— begin RECORDS SHOWN —

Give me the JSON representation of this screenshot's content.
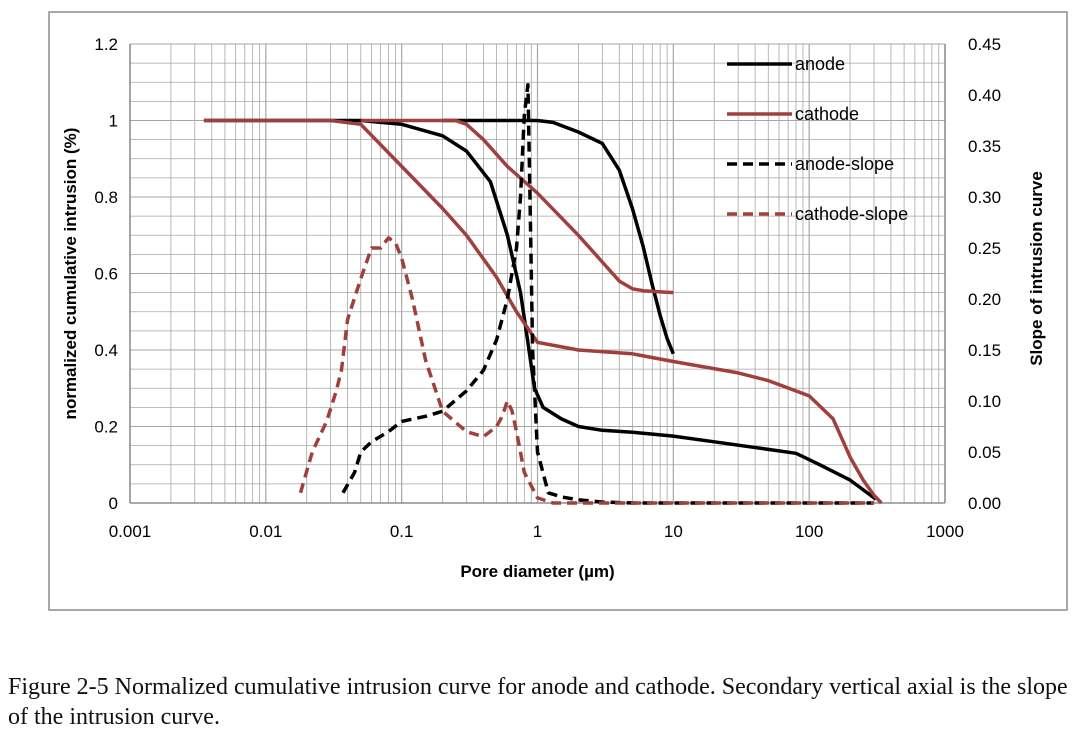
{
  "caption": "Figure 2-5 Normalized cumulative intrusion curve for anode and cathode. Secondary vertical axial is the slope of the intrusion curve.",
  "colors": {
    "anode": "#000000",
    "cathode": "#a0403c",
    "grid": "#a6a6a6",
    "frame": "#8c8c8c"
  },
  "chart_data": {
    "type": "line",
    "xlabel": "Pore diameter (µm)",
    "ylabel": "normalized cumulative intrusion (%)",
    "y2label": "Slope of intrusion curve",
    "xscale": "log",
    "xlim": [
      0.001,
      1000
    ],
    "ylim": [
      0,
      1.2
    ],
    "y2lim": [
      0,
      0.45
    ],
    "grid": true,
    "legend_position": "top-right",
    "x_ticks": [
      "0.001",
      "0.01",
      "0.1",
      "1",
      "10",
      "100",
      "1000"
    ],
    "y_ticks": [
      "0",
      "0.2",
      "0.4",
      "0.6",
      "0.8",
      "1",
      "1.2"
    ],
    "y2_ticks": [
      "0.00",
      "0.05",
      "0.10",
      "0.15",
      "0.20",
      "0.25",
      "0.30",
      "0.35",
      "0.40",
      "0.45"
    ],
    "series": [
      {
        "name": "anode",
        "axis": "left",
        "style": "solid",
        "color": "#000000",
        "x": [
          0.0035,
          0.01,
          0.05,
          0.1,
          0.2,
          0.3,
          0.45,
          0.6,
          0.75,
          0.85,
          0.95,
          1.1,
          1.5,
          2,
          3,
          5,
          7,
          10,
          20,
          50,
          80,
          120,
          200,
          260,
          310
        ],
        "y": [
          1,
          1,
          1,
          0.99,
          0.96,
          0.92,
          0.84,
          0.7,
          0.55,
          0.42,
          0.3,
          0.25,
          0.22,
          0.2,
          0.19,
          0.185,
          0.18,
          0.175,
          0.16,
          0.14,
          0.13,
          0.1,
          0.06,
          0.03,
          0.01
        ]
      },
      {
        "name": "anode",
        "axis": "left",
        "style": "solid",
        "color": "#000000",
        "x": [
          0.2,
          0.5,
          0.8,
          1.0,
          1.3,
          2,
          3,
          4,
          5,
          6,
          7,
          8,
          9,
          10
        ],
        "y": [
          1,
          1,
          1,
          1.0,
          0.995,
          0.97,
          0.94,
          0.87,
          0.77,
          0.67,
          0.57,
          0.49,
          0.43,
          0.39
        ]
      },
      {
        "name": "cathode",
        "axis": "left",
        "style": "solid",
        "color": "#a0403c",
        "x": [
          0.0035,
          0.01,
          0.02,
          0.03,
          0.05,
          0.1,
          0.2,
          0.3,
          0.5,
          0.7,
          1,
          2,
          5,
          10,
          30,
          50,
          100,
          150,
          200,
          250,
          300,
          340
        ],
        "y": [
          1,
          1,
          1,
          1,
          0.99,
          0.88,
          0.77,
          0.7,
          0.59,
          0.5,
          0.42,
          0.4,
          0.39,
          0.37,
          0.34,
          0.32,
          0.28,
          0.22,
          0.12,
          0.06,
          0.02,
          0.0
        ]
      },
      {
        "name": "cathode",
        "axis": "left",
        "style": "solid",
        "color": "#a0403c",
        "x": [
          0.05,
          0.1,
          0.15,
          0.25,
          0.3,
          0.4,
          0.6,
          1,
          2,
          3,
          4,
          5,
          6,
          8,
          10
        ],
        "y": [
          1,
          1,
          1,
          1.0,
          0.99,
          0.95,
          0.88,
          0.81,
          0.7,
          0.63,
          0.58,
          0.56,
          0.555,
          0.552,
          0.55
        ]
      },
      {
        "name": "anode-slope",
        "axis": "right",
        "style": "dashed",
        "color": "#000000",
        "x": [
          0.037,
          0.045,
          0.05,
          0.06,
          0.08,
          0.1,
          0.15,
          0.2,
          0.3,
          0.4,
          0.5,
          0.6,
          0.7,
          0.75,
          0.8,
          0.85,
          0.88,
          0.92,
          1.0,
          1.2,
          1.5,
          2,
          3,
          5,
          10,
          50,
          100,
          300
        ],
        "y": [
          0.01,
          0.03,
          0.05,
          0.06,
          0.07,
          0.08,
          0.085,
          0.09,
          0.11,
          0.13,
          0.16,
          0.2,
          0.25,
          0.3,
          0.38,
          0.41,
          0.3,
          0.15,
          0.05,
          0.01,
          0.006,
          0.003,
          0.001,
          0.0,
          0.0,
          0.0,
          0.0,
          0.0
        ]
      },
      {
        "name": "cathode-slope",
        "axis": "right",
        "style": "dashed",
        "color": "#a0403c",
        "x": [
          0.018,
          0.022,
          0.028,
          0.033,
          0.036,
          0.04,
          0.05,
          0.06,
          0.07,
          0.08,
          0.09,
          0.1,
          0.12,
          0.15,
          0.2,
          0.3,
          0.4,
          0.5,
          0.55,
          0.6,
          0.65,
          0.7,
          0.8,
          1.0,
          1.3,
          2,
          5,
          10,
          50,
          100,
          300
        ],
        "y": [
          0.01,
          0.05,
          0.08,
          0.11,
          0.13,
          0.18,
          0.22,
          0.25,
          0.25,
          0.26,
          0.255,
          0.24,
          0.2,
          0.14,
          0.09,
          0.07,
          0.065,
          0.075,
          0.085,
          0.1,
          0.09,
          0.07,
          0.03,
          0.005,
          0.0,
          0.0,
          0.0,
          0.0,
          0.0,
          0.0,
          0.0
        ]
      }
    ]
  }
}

— end RECORDS SHOWN —
— begin RECORDS SHOWN —

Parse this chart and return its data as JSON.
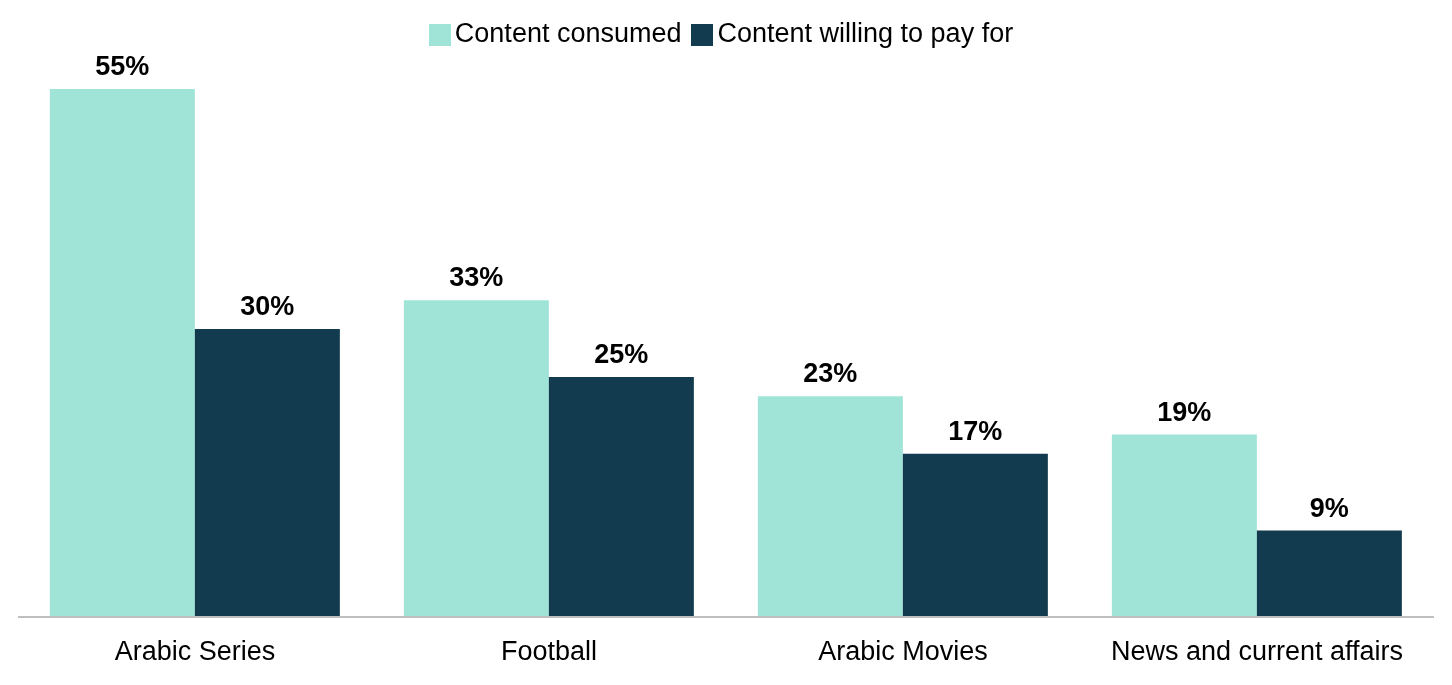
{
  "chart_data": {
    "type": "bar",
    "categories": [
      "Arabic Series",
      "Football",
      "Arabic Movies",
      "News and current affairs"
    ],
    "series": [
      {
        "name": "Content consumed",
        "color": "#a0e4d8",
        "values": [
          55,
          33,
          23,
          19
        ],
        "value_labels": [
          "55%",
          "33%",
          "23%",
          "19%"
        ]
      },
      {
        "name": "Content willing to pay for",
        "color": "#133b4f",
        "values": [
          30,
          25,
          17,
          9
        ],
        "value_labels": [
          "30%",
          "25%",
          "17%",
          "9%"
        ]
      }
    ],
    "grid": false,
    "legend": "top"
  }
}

— end RECORDS SHOWN —
— begin RECORDS SHOWN —

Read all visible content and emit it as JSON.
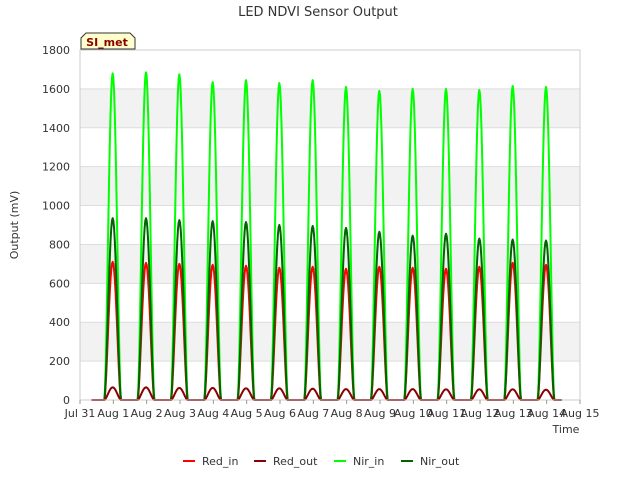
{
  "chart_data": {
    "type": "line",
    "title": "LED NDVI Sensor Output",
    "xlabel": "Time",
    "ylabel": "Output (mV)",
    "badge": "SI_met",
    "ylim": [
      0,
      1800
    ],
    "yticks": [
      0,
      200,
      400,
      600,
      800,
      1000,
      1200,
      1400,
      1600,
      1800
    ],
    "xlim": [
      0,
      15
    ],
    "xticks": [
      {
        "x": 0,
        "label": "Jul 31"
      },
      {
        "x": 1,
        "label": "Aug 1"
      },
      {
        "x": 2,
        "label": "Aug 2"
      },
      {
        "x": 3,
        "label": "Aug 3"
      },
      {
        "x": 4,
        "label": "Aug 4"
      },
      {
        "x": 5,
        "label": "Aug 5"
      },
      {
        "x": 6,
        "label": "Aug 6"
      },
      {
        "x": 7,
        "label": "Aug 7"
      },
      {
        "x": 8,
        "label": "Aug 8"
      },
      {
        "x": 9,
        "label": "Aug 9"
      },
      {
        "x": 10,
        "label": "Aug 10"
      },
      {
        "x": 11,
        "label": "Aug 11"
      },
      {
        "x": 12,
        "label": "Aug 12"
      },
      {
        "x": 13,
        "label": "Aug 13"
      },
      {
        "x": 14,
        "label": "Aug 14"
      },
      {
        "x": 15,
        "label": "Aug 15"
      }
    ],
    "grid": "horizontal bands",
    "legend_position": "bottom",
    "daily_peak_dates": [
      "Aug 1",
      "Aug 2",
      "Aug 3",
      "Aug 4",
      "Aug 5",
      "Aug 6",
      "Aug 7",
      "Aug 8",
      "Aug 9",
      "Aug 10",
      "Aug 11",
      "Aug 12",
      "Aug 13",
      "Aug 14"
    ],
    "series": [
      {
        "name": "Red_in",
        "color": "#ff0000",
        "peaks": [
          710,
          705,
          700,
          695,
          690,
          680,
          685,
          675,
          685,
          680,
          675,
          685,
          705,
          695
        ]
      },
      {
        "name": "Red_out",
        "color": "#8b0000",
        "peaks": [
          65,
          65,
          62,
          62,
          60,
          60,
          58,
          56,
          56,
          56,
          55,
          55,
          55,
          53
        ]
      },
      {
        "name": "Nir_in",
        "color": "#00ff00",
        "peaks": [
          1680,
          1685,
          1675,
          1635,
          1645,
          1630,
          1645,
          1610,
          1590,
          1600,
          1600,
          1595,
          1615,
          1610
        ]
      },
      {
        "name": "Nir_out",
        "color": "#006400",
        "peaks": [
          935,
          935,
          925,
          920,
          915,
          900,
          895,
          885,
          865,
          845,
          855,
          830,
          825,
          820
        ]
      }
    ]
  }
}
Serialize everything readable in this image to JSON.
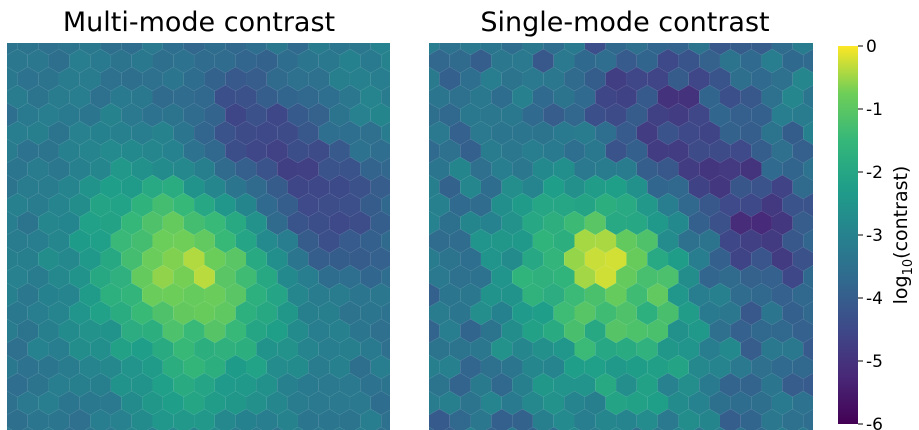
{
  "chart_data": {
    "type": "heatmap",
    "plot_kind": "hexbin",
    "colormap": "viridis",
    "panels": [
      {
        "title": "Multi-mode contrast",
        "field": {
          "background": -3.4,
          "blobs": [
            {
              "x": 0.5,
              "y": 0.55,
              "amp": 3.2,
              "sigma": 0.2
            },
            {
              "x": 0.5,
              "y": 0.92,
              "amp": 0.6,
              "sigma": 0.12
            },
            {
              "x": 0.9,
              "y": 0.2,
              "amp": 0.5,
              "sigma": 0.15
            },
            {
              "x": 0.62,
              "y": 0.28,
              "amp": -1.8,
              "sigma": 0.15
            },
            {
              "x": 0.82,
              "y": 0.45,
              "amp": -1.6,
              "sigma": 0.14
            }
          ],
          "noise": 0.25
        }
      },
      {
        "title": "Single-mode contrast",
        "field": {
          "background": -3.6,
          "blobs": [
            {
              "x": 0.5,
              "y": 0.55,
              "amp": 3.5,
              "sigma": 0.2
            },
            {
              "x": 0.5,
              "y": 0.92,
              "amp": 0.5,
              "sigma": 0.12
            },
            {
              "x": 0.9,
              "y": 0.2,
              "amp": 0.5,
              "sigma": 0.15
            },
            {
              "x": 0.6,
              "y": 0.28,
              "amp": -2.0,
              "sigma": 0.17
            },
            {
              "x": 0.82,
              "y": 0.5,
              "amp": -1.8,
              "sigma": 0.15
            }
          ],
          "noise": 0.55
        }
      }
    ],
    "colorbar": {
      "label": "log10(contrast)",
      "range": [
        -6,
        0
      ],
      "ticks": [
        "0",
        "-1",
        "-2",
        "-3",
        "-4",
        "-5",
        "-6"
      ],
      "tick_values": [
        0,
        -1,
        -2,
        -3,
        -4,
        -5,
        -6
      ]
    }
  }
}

— end RECORDS SHOWN —

- **WRITTEN PROBLEM**
How many of the listing's lines contain "name"? Respond with a single number and nothing else.

- **ANSWER IN FULL**
12